> _DESCRIPTION OF THE TASK_
Reproduce the listing exactly, with no pictures in your copy.

> _INFORMATION PROVIDED_
____________________
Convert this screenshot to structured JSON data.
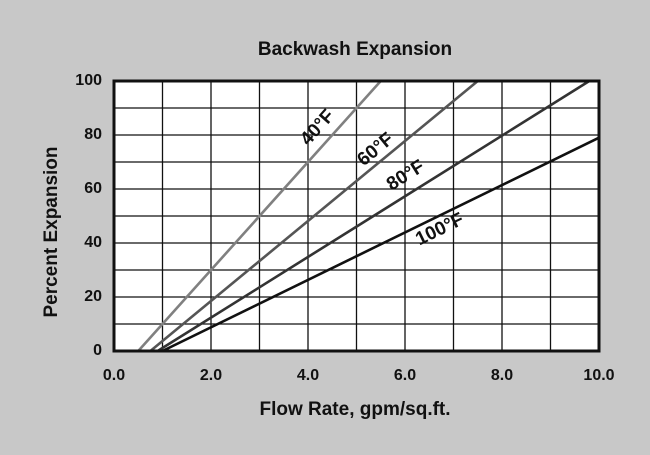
{
  "chart_data": {
    "type": "line",
    "title": "Backwash Expansion",
    "x_label": "Flow Rate, gpm/sq.ft.",
    "y_label": "Percent Expansion",
    "xlim": [
      0,
      10
    ],
    "ylim": [
      0,
      100
    ],
    "xticks": [
      {
        "value": 0,
        "label": "0.0"
      },
      {
        "value": 2,
        "label": "2.0"
      },
      {
        "value": 4,
        "label": "4.0"
      },
      {
        "value": 6,
        "label": "6.0"
      },
      {
        "value": 8,
        "label": "8.0"
      },
      {
        "value": 10,
        "label": "10.0"
      }
    ],
    "xminorticks": [
      1,
      3,
      5,
      7,
      9
    ],
    "yticks": [
      0,
      20,
      40,
      60,
      80,
      100
    ],
    "yminorticks": [
      10,
      30,
      50,
      70,
      90
    ],
    "grid": true,
    "series": [
      {
        "name": "40°F",
        "color": "#808080",
        "x": [
          0.5,
          5.5
        ],
        "values": [
          0,
          100
        ]
      },
      {
        "name": "60°F",
        "color": "#555555",
        "x": [
          0.75,
          7.5
        ],
        "values": [
          0,
          100
        ]
      },
      {
        "name": "80°F",
        "color": "#333333",
        "x": [
          0.9,
          9.8
        ],
        "values": [
          0,
          100
        ]
      },
      {
        "name": "100°F",
        "color": "#111111",
        "x": [
          1.0,
          10
        ],
        "values": [
          0,
          79
        ]
      }
    ]
  }
}
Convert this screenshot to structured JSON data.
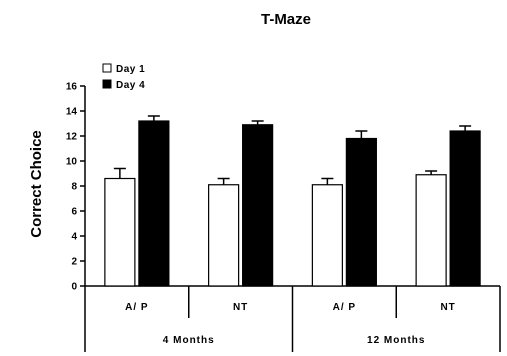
{
  "chart_data": {
    "type": "bar",
    "title": "T-Maze",
    "xlabel": "",
    "ylabel": "Correct Choice",
    "ylim": [
      0,
      16
    ],
    "yticks": [
      0,
      2,
      4,
      6,
      8,
      10,
      12,
      14,
      16
    ],
    "categories": [
      "A/ P",
      "NT",
      "A/ P",
      "NT"
    ],
    "groups": [
      "4 Months",
      "12 Months"
    ],
    "series": [
      {
        "name": "Day 1",
        "color": "#ffffff",
        "values": [
          8.6,
          8.1,
          8.1,
          8.9
        ],
        "errors": [
          0.8,
          0.5,
          0.5,
          0.3
        ]
      },
      {
        "name": "Day 4",
        "color": "#000000",
        "values": [
          13.2,
          12.9,
          11.8,
          12.4
        ],
        "errors": [
          0.4,
          0.3,
          0.6,
          0.4
        ]
      }
    ],
    "legend": "top-left",
    "grid": false
  }
}
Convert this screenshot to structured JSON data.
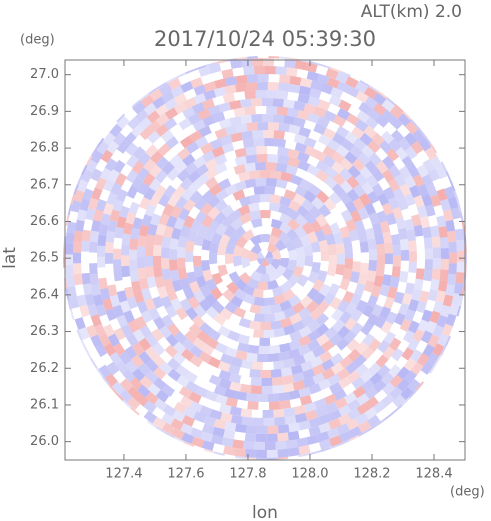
{
  "chart_data": {
    "type": "radar-image",
    "title": "2017/10/24 05:39:30",
    "annotation": "ALT(km) 2.0",
    "y_unit": "(deg)",
    "x_unit": "(deg)",
    "xlabel": "lon",
    "ylabel": "lat",
    "xlim": [
      127.21,
      128.5
    ],
    "ylim": [
      25.95,
      27.04
    ],
    "xticks": [
      127.4,
      127.6,
      127.8,
      {
        "value": 128.0,
        "label": "128.0"
      },
      128.2,
      128.4
    ],
    "yticks": [
      {
        "value": 26.0,
        "label": "26.0"
      },
      26.1,
      26.2,
      26.3,
      26.4,
      26.5,
      26.6,
      26.7,
      26.8,
      26.9,
      {
        "value": 27.0,
        "label": "27.0"
      }
    ]
  }
}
____________________
> _EXERCISE OUTPUT_
Convert this screenshot to structured JSON data.
{
  "chart_data": {
    "type": "line",
    "title": "Backwash Expansion",
    "x_label": "Flow Rate, gpm/sq.ft.",
    "y_label": "Percent Expansion",
    "xlim": [
      0,
      10
    ],
    "ylim": [
      0,
      100
    ],
    "xticks": [
      {
        "value": 0,
        "label": "0.0"
      },
      {
        "value": 2,
        "label": "2.0"
      },
      {
        "value": 4,
        "label": "4.0"
      },
      {
        "value": 6,
        "label": "6.0"
      },
      {
        "value": 8,
        "label": "8.0"
      },
      {
        "value": 10,
        "label": "10.0"
      }
    ],
    "xminorticks": [
      1,
      3,
      5,
      7,
      9
    ],
    "yticks": [
      0,
      20,
      40,
      60,
      80,
      100
    ],
    "yminorticks": [
      10,
      30,
      50,
      70,
      90
    ],
    "grid": true,
    "series": [
      {
        "name": "40°F",
        "color": "#808080",
        "x": [
          0.5,
          5.5
        ],
        "values": [
          0,
          100
        ]
      },
      {
        "name": "60°F",
        "color": "#555555",
        "x": [
          0.75,
          7.5
        ],
        "values": [
          0,
          100
        ]
      },
      {
        "name": "80°F",
        "color": "#333333",
        "x": [
          0.9,
          9.8
        ],
        "values": [
          0,
          100
        ]
      },
      {
        "name": "100°F",
        "color": "#111111",
        "x": [
          1.0,
          10
        ],
        "values": [
          0,
          79
        ]
      }
    ]
  }
}
Convert this screenshot to structured JSON data.
{
  "chart_data": {
    "type": "bar",
    "title": "T-Maze",
    "xlabel": "",
    "ylabel": "Correct Choice",
    "ylim": [
      0,
      16
    ],
    "yticks": [
      0,
      2,
      4,
      6,
      8,
      10,
      12,
      14,
      16
    ],
    "categories": [
      "A/ P",
      "NT",
      "A/ P",
      "NT"
    ],
    "groups": [
      "4 Months",
      "12 Months"
    ],
    "series": [
      {
        "name": "Day 1",
        "color": "#ffffff",
        "values": [
          8.6,
          8.1,
          8.1,
          8.9
        ],
        "errors": [
          0.8,
          0.5,
          0.5,
          0.3
        ]
      },
      {
        "name": "Day 4",
        "color": "#000000",
        "values": [
          13.2,
          12.9,
          11.8,
          12.4
        ],
        "errors": [
          0.4,
          0.3,
          0.6,
          0.4
        ]
      }
    ],
    "legend": "top-left",
    "grid": false
  }
}
Convert this screenshot to structured JSON data.
{
  "chart_data": {
    "type": "radar-image",
    "title": "2017/10/24 05:39:30",
    "annotation": "ALT(km) 2.0",
    "y_unit": "(deg)",
    "x_unit": "(deg)",
    "xlabel": "lon",
    "ylabel": "lat",
    "xlim": [
      127.21,
      128.5
    ],
    "ylim": [
      25.95,
      27.04
    ],
    "xticks": [
      127.4,
      127.6,
      127.8,
      {
        "value": 128.0,
        "label": "128.0"
      },
      128.2,
      128.4
    ],
    "yticks": [
      {
        "value": 26.0,
        "label": "26.0"
      },
      26.1,
      26.2,
      26.3,
      26.4,
      26.5,
      26.6,
      26.7,
      26.8,
      26.9,
      {
        "value": 27.0,
        "label": "27.0"
      }
    ]
  }
}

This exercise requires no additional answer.